Rui Ramos
Fez-se a guerra, segundo Salazar, para conservar os territórios ultramarinos como “parcelas da pátria”. Mas outro governo teria de ter feito a guerra também, fossem quais fossem os seus planos, desde que estes não passassem pela entrega imediata do ultramar aos partidos revolucionários armados. Porque não se fez essa entrega logo em 1961? Simplesmente porque o Estado Novo era uma ditadura anticomunista, que não gostava dos independentistas por achar que eles eram comunistas?
A ditadura do general Franco,
apesar de tão anticomunista como a de Salazar, não hesitou em 1956 em dar a
entender que retiraria de todas as suas possessões em África “logo que as
circunstâncias absolutamente o exigissem”, e assim o fez: renunciou ao
protectorado em Marrocos em 1956, deu independência à Guiné Equatorial em 1968,
e em 1973 reconheceu à população do Sahara Ocidental o direito à
auto-determinação. Porquê? Obviamente porque eram possessões pouco importantes,
sem população espanhola (embora o protectorado de Marrocos tivesse custado
imenso esforço e baixas ao exército espanhol nos anos 1920).
Pelo contrário, os franceses
na Argélia, os ingleses na Índia, ou os holandeses na Indonésia, onde os
interesses eram muito maiores, só cederam aos independentistas depois de muitos
anos, perante os custos de conter a insurreição. A França, a Inglaterra e a
Holanda eram democracias, governadas até pela esquerda, como a França. Em 1956,
ainda a Grã Bretanha mantinha três “guerras coloniais”, em Chipre, na Malásia e
no Quénia. E, no ano seguinte, a Grã-Bretanha e a França montaram uma invasão
do Egipto para defenderem os seus interesses no canal do Suez.
A França combateu na Argélia
durante oito anos, entre 1954 e 1962, devido ao milhão de franceses que lá
vivia há décadas, e que queria continuar a viver numa terra francesa. Quando o
general De Gaulle finalmente desistiu, quase provocou uma guerra civil em
França.

▶ EXTRATOS DOS REGISTOS
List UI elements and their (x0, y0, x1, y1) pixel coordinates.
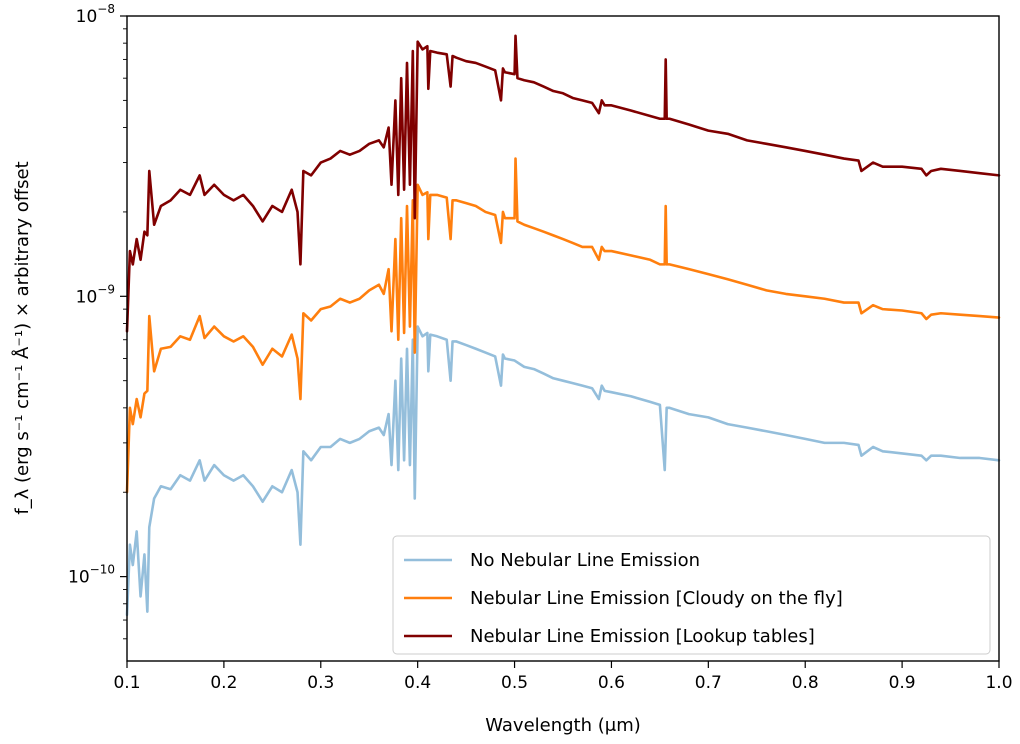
x-tick-label: 0.2 (210, 673, 237, 693)
y-tick-base: 10 (76, 287, 98, 307)
x-tick-label: 0.7 (695, 673, 722, 693)
x-tick-label: 0.4 (404, 673, 431, 693)
x-tick-label: 0.8 (792, 673, 819, 693)
y-tick-base: 10 (68, 568, 90, 588)
series-line-1 (125, 325, 1001, 617)
y-tick-label: 10−8 (76, 2, 115, 27)
legend-box (392, 535, 991, 655)
y-axis-label: f_λ (erg s⁻¹ cm⁻¹ Å⁻¹) × arbitrary offse… (11, 161, 33, 514)
legend-label: Nebular Line Emission [Lookup tables] (470, 626, 815, 647)
x-tick-label: 0.5 (501, 673, 528, 693)
x-tick-label: 1.0 (985, 673, 1012, 693)
series-line-2 (125, 157, 1001, 494)
y-tick-exponent: −10 (90, 563, 115, 577)
x-tick-label: 0.3 (307, 673, 334, 693)
x-tick-label: 0.1 (113, 673, 140, 693)
legend-label: Nebular Line Emission [Cloudy on the fly… (470, 588, 843, 609)
y-tick-exponent: −8 (97, 2, 115, 16)
plot-frame (126, 15, 1000, 662)
y-tick-base: 10 (76, 7, 98, 27)
x-axis-ticks: 0.1 0.2 0.3 0.4 0.5 0.6 0.7 0.8 0.9 1.0 (113, 661, 1013, 693)
x-tick-label: 0.6 (598, 673, 625, 693)
legend-items: No Nebular Line Emission Nebular Line Emi… (404, 550, 843, 647)
x-tick-label: 0.9 (889, 673, 916, 693)
series-line-3 (125, 34, 1001, 333)
legend: No Nebular Line Emission Nebular Line Emi… (392, 535, 991, 655)
y-tick-label: 10−10 (68, 563, 115, 588)
x-axis-label: Wavelength (μm) (485, 715, 641, 736)
series-layer (125, 34, 1001, 617)
y-tick-label: 10−9 (76, 282, 115, 307)
legend-label: No Nebular Line Emission (470, 550, 700, 571)
y-tick-exponent: −9 (97, 282, 115, 296)
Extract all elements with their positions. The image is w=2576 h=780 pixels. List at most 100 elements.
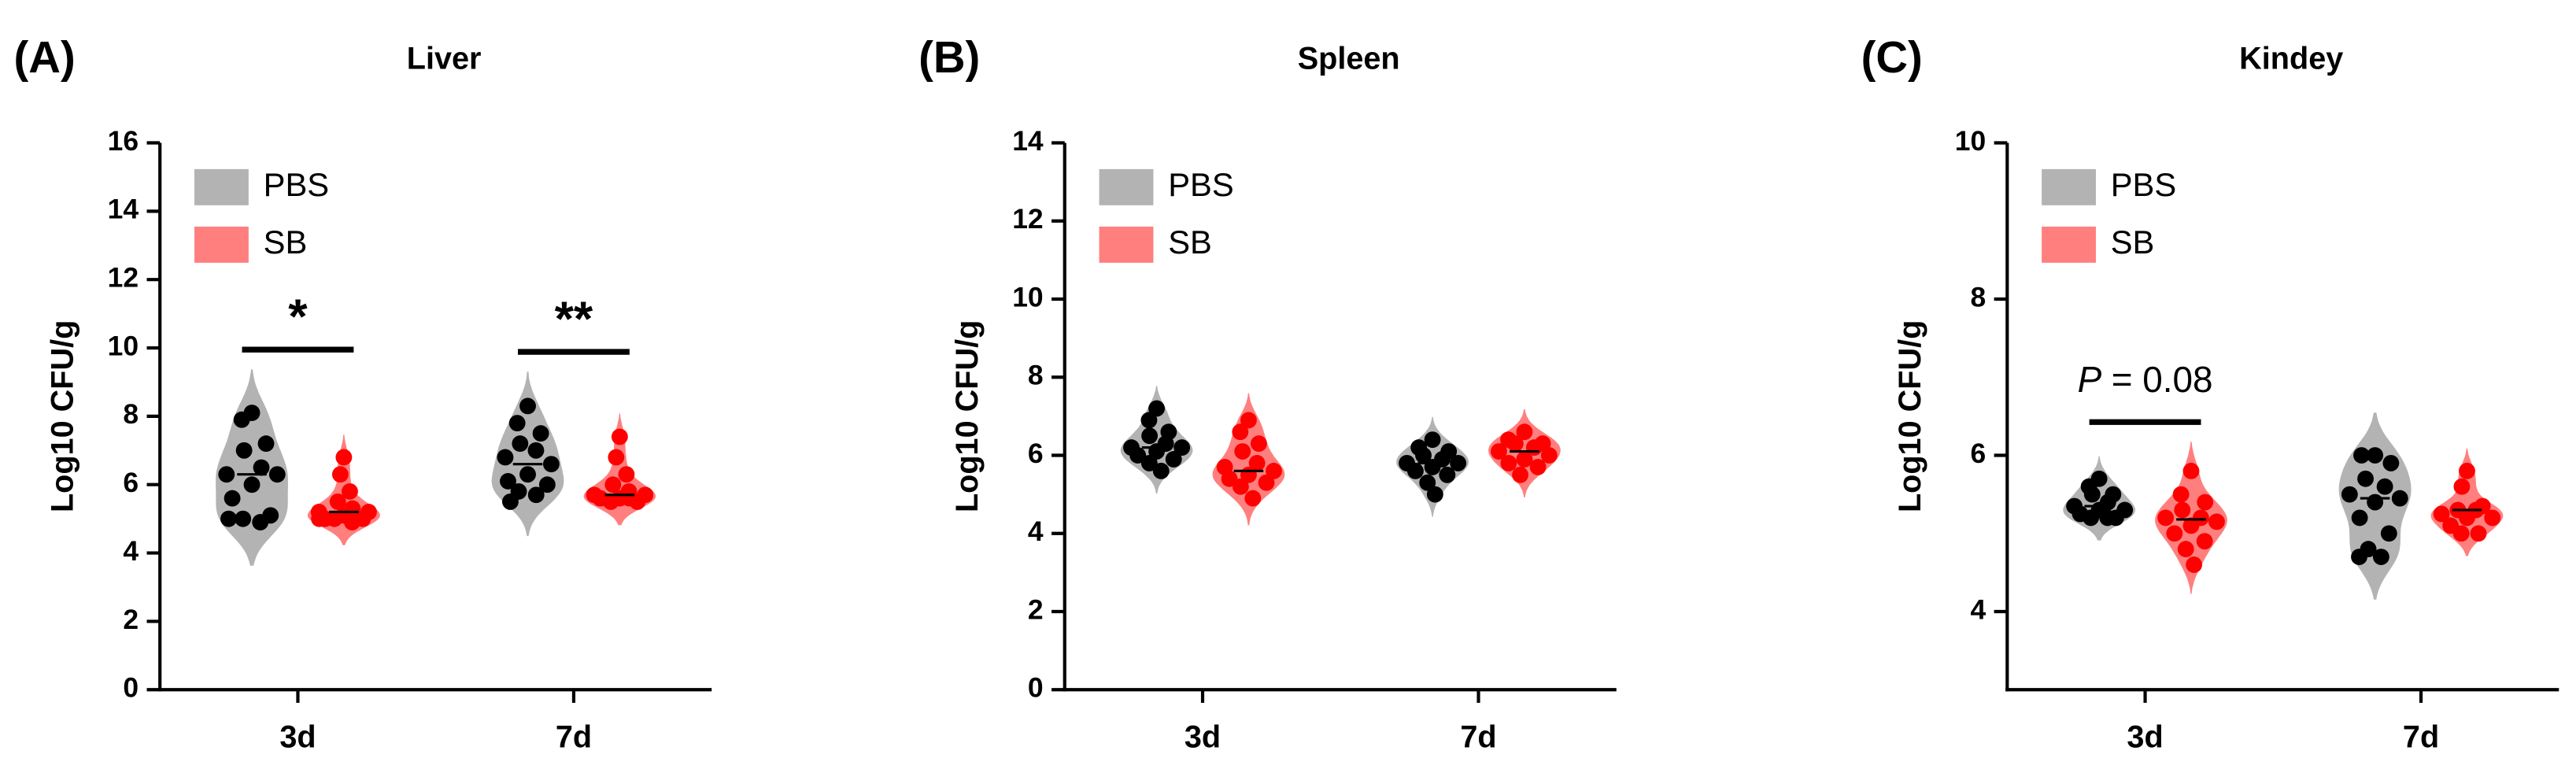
data-point	[220, 510, 237, 527]
data-point	[611, 428, 628, 445]
data-point	[512, 435, 529, 453]
y-tick-label: 12	[1012, 203, 1043, 235]
data-point	[311, 510, 328, 527]
panel-label: (A)	[14, 32, 76, 82]
data-point	[500, 472, 516, 490]
data-point	[2382, 454, 2400, 471]
data-point	[602, 494, 619, 510]
legend-label: SB	[1168, 224, 1212, 261]
data-point	[1529, 458, 1547, 475]
data-point	[2470, 525, 2487, 542]
data-point	[527, 486, 545, 504]
x-tick-label: 3d	[1185, 719, 1221, 754]
data-point	[2172, 486, 2190, 503]
legend-label: PBS	[2111, 166, 2176, 203]
data-point	[326, 510, 343, 527]
y-tick-label: 8	[123, 398, 139, 430]
y-tick-label: 6	[123, 467, 139, 498]
data-point	[1491, 443, 1507, 460]
data-point	[508, 415, 526, 431]
data-point	[2459, 462, 2475, 479]
y-tick-label: 14	[1012, 125, 1044, 157]
x-tick-label: 7d	[556, 719, 592, 754]
data-point	[2484, 509, 2501, 527]
y-tick-label: 4	[1970, 593, 1986, 625]
annotation: **	[555, 291, 593, 346]
data-point	[1141, 427, 1159, 445]
data-point	[2391, 490, 2408, 507]
data-point	[1450, 454, 1467, 471]
x-tick-label: 3d	[2127, 719, 2163, 754]
data-point	[1248, 454, 1266, 471]
y-tick-label: 10	[1955, 125, 1986, 157]
data-point	[618, 466, 635, 483]
data-point	[2367, 494, 2384, 511]
data-point	[2353, 447, 2370, 464]
data-point	[2433, 505, 2450, 523]
y-tick-label: 10	[1012, 281, 1043, 312]
data-point	[1540, 447, 1558, 464]
x-tick-label: 7d	[2403, 719, 2439, 754]
data-point	[1506, 435, 1524, 453]
data-point	[243, 476, 261, 494]
data-point	[252, 514, 269, 530]
annotation-part: P	[2078, 359, 2102, 400]
data-point	[519, 466, 536, 483]
y-tick-label: 6	[1028, 438, 1044, 469]
y-tick-label: 2	[123, 604, 139, 635]
data-point	[1232, 478, 1249, 495]
legend-swatch	[2042, 226, 2096, 263]
legend-label: SB	[264, 224, 308, 261]
data-point	[2367, 447, 2384, 464]
data-point	[1250, 435, 1267, 453]
y-tick-label: 14	[108, 194, 139, 225]
data-point	[543, 456, 560, 473]
data-point	[1240, 412, 1257, 429]
y-tick-label: 0	[123, 672, 139, 704]
chart-title: Spleen	[1298, 42, 1400, 76]
y-tick-label: 16	[108, 125, 139, 157]
data-point	[235, 442, 253, 459]
panel-label: (B)	[918, 32, 980, 82]
annotation: P = 0.08	[2078, 359, 2213, 400]
data-point	[335, 449, 353, 466]
data-point	[344, 514, 360, 530]
data-point	[1152, 462, 1170, 479]
data-point	[2166, 525, 2183, 542]
legend-swatch	[1099, 168, 1154, 205]
legend-swatch	[194, 168, 249, 205]
panel-label: (C)	[1861, 32, 1923, 82]
legend-swatch	[194, 226, 249, 263]
annotation-part: *	[288, 289, 308, 344]
data-point	[1415, 447, 1432, 464]
y-tick-label: 8	[1970, 281, 1986, 312]
x-tick-label: 7d	[1460, 719, 1496, 754]
data-point	[2083, 486, 2101, 503]
legend-label: PBS	[1168, 166, 1233, 203]
data-point	[2453, 478, 2471, 495]
data-point	[1148, 400, 1166, 417]
data-point	[1500, 454, 1517, 471]
data-point	[1234, 443, 1251, 460]
data-point	[2174, 501, 2191, 519]
data-point	[257, 435, 275, 453]
data-point	[1244, 490, 1262, 507]
y-tick-label: 8	[1028, 360, 1044, 391]
data-point	[2351, 549, 2367, 565]
data-point	[2182, 462, 2200, 479]
data-point	[1140, 412, 1158, 429]
data-point	[1173, 439, 1191, 457]
chart-title: Liver	[407, 42, 482, 76]
data-point	[233, 411, 250, 428]
data-point	[1424, 458, 1441, 475]
legend-label: SB	[2111, 224, 2155, 261]
data-point	[497, 449, 514, 466]
y-tick-label: 6	[1970, 438, 1986, 469]
x-tick-label: 3d	[279, 719, 316, 754]
legend-label: PBS	[264, 166, 329, 203]
data-point	[2182, 517, 2200, 534]
data-point	[1140, 454, 1158, 471]
data-point	[268, 466, 286, 483]
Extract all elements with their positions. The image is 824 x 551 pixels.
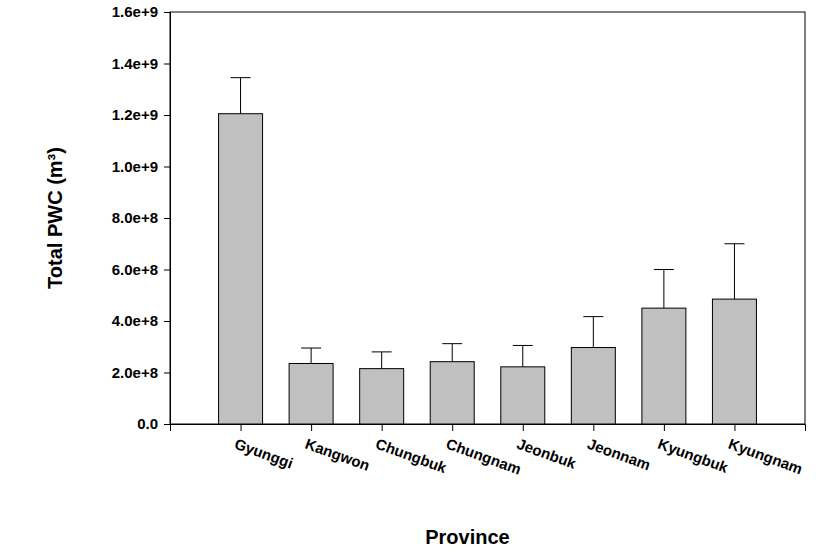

▶ OBJETIVO
Transcreva sem alterações, do texto sobre as guerras coloniais, o trecho que vai de "A ditadura do" até "nos anos 1920).".

▶ RESPOSTA
A ditadura do general Franco,
apesar de tão anticomunista como a de Salazar, não hesitou em 1956 em dar a
entender que retiraria de todas as suas possessões em África “logo que as
circunstâncias absolutamente o exigissem”, e assim o fez: renunciou ao
protectorado em Marrocos em 1956, deu independência à Guiné Equatorial em 1968,
e em 1973 reconheceu à população do Sahara Ocidental o direito à
auto-determinação. Porquê? Obviamente porque eram possessões pouco importantes,
sem população espanhola (embora o protectorado de Marrocos tivesse custado
imenso esforço e baixas ao exército espanhol nos anos 1920).